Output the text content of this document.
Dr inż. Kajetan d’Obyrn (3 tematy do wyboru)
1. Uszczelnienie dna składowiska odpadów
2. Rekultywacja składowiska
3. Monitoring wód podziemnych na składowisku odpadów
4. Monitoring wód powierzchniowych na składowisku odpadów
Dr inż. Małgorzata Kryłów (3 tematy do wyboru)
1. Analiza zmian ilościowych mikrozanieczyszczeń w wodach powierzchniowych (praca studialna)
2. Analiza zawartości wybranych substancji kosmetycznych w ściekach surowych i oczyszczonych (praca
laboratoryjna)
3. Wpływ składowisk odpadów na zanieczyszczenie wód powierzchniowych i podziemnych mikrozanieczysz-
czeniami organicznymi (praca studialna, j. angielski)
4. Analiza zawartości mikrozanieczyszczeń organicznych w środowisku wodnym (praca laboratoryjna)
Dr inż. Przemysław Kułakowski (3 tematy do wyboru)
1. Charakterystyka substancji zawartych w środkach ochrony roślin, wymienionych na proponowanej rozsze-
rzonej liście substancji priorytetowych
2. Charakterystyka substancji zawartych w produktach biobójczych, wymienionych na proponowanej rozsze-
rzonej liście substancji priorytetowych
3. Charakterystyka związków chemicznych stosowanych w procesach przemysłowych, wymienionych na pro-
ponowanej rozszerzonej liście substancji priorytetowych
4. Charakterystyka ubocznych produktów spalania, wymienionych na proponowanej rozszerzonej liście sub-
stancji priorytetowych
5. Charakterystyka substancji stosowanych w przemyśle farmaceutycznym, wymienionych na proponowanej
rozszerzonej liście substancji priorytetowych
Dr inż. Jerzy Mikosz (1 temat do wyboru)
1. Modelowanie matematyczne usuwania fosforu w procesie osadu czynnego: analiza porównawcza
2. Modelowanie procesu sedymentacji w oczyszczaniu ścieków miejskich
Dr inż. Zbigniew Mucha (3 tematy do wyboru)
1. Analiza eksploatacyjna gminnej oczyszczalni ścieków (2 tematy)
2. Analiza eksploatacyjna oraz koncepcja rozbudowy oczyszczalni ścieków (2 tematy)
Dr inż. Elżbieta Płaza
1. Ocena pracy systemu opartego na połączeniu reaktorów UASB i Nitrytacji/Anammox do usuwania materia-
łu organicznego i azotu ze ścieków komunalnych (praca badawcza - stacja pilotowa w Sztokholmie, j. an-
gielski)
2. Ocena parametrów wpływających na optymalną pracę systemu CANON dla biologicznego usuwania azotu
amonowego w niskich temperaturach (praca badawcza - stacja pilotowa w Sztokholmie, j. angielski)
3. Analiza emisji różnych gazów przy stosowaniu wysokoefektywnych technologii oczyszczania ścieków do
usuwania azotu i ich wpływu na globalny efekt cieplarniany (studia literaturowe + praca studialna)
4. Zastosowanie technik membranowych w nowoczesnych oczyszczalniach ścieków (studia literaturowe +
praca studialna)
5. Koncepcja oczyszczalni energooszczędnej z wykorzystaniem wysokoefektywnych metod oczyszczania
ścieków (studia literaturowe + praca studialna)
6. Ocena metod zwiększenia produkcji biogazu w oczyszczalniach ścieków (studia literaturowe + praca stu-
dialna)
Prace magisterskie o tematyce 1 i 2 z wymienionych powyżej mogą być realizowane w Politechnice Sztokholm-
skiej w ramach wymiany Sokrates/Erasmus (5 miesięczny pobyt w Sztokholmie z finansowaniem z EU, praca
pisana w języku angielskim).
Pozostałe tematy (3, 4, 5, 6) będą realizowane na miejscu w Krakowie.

▸ **WORK TO DO**
Which lines hold the string "stacja"? Copy all of them from the data above.

▸ **WRITTEN ANSWER**
łu organicznego i azotu ze ścieków komunalnych (praca badawcza - stacja pilotowa w Sztokholmie, j. an-
amonowego w niskich temperaturach (praca badawcza - stacja pilotowa w Sztokholmie, j. angielski)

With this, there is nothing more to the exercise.